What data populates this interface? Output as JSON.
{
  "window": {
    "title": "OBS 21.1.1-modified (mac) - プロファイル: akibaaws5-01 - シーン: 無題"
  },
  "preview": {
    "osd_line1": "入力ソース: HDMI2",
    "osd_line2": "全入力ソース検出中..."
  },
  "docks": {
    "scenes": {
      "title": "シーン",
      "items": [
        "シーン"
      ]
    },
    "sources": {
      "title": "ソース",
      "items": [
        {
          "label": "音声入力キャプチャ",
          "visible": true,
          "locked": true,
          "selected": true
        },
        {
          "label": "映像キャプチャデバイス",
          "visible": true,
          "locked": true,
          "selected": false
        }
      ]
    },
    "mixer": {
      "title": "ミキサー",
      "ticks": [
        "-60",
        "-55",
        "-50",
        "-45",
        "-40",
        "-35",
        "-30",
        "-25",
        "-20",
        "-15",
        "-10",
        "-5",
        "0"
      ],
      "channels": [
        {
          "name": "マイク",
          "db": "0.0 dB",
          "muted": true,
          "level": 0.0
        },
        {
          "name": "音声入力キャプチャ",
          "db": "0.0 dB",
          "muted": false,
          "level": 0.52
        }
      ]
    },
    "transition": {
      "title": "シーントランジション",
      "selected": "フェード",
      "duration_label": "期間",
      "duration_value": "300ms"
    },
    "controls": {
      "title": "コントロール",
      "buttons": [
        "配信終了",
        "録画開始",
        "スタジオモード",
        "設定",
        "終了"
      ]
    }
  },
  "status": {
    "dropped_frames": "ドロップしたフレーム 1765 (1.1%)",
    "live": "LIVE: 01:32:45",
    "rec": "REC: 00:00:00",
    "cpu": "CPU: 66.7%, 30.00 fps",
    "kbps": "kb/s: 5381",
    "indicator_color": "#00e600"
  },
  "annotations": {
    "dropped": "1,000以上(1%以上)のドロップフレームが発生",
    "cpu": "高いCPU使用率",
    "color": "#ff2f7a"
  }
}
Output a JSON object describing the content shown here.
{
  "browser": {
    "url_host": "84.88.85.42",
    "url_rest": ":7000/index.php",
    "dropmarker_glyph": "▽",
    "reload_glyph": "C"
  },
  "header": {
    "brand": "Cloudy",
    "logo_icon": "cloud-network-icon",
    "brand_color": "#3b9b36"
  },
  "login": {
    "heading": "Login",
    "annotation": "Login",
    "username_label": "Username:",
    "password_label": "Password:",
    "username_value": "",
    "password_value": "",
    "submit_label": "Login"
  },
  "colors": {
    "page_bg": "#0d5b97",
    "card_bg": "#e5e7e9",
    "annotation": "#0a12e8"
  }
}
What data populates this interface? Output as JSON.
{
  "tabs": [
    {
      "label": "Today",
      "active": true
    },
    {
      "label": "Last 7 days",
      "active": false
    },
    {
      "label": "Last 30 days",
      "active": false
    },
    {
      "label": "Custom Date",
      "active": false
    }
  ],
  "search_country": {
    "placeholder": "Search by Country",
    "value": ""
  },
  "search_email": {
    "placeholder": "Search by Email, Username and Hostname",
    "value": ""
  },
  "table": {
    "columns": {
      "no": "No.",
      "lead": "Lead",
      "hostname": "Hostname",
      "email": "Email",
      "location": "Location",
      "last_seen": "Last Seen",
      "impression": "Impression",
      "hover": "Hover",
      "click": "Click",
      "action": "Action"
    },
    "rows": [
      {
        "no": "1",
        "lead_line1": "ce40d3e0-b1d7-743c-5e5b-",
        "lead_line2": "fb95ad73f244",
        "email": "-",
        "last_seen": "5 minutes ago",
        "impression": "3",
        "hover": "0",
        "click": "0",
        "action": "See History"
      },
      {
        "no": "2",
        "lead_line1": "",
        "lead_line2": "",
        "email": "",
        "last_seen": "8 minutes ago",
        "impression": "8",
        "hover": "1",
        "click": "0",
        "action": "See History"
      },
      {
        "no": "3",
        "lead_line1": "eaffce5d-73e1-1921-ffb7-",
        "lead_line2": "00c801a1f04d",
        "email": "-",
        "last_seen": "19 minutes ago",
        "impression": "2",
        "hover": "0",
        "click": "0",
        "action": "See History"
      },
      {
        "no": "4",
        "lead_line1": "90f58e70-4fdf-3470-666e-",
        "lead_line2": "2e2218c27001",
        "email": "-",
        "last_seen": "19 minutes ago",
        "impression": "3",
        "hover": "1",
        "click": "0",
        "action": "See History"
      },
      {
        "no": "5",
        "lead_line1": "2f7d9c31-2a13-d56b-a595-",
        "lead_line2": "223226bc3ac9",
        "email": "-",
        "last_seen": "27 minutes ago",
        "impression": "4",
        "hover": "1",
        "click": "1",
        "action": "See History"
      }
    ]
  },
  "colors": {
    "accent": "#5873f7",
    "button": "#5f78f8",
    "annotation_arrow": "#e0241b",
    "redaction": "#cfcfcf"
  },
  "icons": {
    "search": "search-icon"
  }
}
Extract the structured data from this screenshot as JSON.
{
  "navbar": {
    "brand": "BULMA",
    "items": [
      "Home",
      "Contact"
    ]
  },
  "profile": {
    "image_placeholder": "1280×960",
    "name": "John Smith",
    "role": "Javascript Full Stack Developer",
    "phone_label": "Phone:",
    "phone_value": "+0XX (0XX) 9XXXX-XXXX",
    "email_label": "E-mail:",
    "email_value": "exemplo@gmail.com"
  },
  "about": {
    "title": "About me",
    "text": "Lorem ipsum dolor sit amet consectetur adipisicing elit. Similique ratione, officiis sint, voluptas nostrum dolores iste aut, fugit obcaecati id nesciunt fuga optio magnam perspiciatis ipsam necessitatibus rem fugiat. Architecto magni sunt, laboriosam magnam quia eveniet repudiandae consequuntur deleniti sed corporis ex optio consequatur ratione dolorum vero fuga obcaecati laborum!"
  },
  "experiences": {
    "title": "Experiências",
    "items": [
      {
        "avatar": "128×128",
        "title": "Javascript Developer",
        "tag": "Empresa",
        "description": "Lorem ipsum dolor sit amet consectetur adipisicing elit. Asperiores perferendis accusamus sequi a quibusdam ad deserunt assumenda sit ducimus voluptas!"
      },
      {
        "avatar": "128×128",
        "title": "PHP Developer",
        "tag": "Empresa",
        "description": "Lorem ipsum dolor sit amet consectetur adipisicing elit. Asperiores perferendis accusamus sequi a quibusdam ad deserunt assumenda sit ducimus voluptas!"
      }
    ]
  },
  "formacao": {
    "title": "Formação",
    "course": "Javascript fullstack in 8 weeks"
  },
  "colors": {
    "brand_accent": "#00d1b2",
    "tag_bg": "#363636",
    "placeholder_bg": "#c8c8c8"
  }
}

> [Job] Copy all of the data. Keep every word exactly as it is.

> [Correct response]
What data populates this interface? Output as JSON.
{
  "window": {
    "title": "OBS 21.1.1-modified (mac) - プロファイル: akibaaws5-01 - シーン: 無題"
  },
  "preview": {
    "osd_line1": "入力ソース: HDMI2",
    "osd_line2": "全入力ソース検出中..."
  },
  "docks": {
    "scenes": {
      "title": "シーン",
      "items": [
        "シーン"
      ]
    },
    "sources": {
      "title": "ソース",
      "items": [
        {
          "label": "音声入力キャプチャ",
          "visible": true,
          "locked": true,
          "selected": true
        },
        {
          "label": "映像キャプチャデバイス",
          "visible": true,
          "locked": true,
          "selected": false
        }
      ]
    },
    "mixer": {
      "title": "ミキサー",
      "ticks": [
        "-60",
        "-55",
        "-50",
        "-45",
        "-40",
        "-35",
        "-30",
        "-25",
        "-20",
        "-15",
        "-10",
        "-5",
        "0"
      ],
      "channels": [
        {
          "name": "マイク",
          "db": "0.0 dB",
          "muted": true,
          "level": 0.0
        },
        {
          "name": "音声入力キャプチャ",
          "db": "0.0 dB",
          "muted": false,
          "level": 0.52
        }
      ]
    },
    "transition": {
      "title": "シーントランジション",
      "selected": "フェード",
      "duration_label": "期間",
      "duration_value": "300ms"
    },
    "controls": {
      "title": "コントロール",
      "buttons": [
        "配信終了",
        "録画開始",
        "スタジオモード",
        "設定",
        "終了"
      ]
    }
  },
  "status": {
    "dropped_frames": "ドロップしたフレーム 1765 (1.1%)",
    "live": "LIVE: 01:32:45",
    "rec": "REC: 00:00:00",
    "cpu": "CPU: 66.7%, 30.00 fps",
    "kbps": "kb/s: 5381",
    "indicator_color": "#00e600"
  },
  "annotations": {
    "dropped": "1,000以上(1%以上)のドロップフレームが発生",
    "cpu": "高いCPU使用率",
    "color": "#ff2f7a"
  }
}
Output a JSON object describing the content shown here.
{
  "browser": {
    "url_host": "84.88.85.42",
    "url_rest": ":7000/index.php",
    "dropmarker_glyph": "▽",
    "reload_glyph": "C"
  },
  "header": {
    "brand": "Cloudy",
    "logo_icon": "cloud-network-icon",
    "brand_color": "#3b9b36"
  },
  "login": {
    "heading": "Login",
    "annotation": "Login",
    "username_label": "Username:",
    "password_label": "Password:",
    "username_value": "",
    "password_value": "",
    "submit_label": "Login"
  },
  "colors": {
    "page_bg": "#0d5b97",
    "card_bg": "#e5e7e9",
    "annotation": "#0a12e8"
  }
}
What data populates this interface? Output as JSON.
{
  "tabs": [
    {
      "label": "Today",
      "active": true
    },
    {
      "label": "Last 7 days",
      "active": false
    },
    {
      "label": "Last 30 days",
      "active": false
    },
    {
      "label": "Custom Date",
      "active": false
    }
  ],
  "search_country": {
    "placeholder": "Search by Country",
    "value": ""
  },
  "search_email": {
    "placeholder": "Search by Email, Username and Hostname",
    "value": ""
  },
  "table": {
    "columns": {
      "no": "No.",
      "lead": "Lead",
      "hostname": "Hostname",
      "email": "Email",
      "location": "Location",
      "last_seen": "Last Seen",
      "impression": "Impression",
      "hover": "Hover",
      "click": "Click",
      "action": "Action"
    },
    "rows": [
      {
        "no": "1",
        "lead_line1": "ce40d3e0-b1d7-743c-5e5b-",
        "lead_line2": "fb95ad73f244",
        "email": "-",
        "last_seen": "5 minutes ago",
        "impression": "3",
        "hover": "0",
        "click": "0",
        "action": "See History"
      },
      {
        "no": "2",
        "lead_line1": "",
        "lead_line2": "",
        "email": "",
        "last_seen": "8 minutes ago",
        "impression": "8",
        "hover": "1",
        "click": "0",
        "action": "See History"
      },
      {
        "no": "3",
        "lead_line1": "eaffce5d-73e1-1921-ffb7-",
        "lead_line2": "00c801a1f04d",
        "email": "-",
        "last_seen": "19 minutes ago",
        "impression": "2",
        "hover": "0",
        "click": "0",
        "action": "See History"
      },
      {
        "no": "4",
        "lead_line1": "90f58e70-4fdf-3470-666e-",
        "lead_line2": "2e2218c27001",
        "email": "-",
        "last_seen": "19 minutes ago",
        "impression": "3",
        "hover": "1",
        "click": "0",
        "action": "See History"
      },
      {
        "no": "5",
        "lead_line1": "2f7d9c31-2a13-d56b-a595-",
        "lead_line2": "223226bc3ac9",
        "email": "-",
        "last_seen": "27 minutes ago",
        "impression": "4",
        "hover": "1",
        "click": "1",
        "action": "See History"
      }
    ]
  },
  "colors": {
    "accent": "#5873f7",
    "button": "#5f78f8",
    "annotation_arrow": "#e0241b",
    "redaction": "#cfcfcf"
  },
  "icons": {
    "search": "search-icon"
  }
}
Extract the structured data from this screenshot as JSON.
{
  "navbar": {
    "brand": "BULMA",
    "items": [
      "Home",
      "Contact"
    ]
  },
  "profile": {
    "image_placeholder": "1280×960",
    "name": "John Smith",
    "role": "Javascript Full Stack Developer",
    "phone_label": "Phone:",
    "phone_value": "+0XX (0XX) 9XXXX-XXXX",
    "email_label": "E-mail:",
    "email_value": "exemplo@gmail.com"
  },
  "about": {
    "title": "About me",
    "text": "Lorem ipsum dolor sit amet consectetur adipisicing elit. Similique ratione, officiis sint, voluptas nostrum dolores iste aut, fugit obcaecati id nesciunt fuga optio magnam perspiciatis ipsam necessitatibus rem fugiat. Architecto magni sunt, laboriosam magnam quia eveniet repudiandae consequuntur deleniti sed corporis ex optio consequatur ratione dolorum vero fuga obcaecati laborum!"
  },
  "experiences": {
    "title": "Experiências",
    "items": [
      {
        "avatar": "128×128",
        "title": "Javascript Developer",
        "tag": "Empresa",
        "description": "Lorem ipsum dolor sit amet consectetur adipisicing elit. Asperiores perferendis accusamus sequi a quibusdam ad deserunt assumenda sit ducimus voluptas!"
      },
      {
        "avatar": "128×128",
        "title": "PHP Developer",
        "tag": "Empresa",
        "description": "Lorem ipsum dolor sit amet consectetur adipisicing elit. Asperiores perferendis accusamus sequi a quibusdam ad deserunt assumenda sit ducimus voluptas!"
      }
    ]
  },
  "formacao": {
    "title": "Formação",
    "course": "Javascript fullstack in 8 weeks"
  },
  "colors": {
    "brand_accent": "#00d1b2",
    "tag_bg": "#363636",
    "placeholder_bg": "#c8c8c8"
  }
}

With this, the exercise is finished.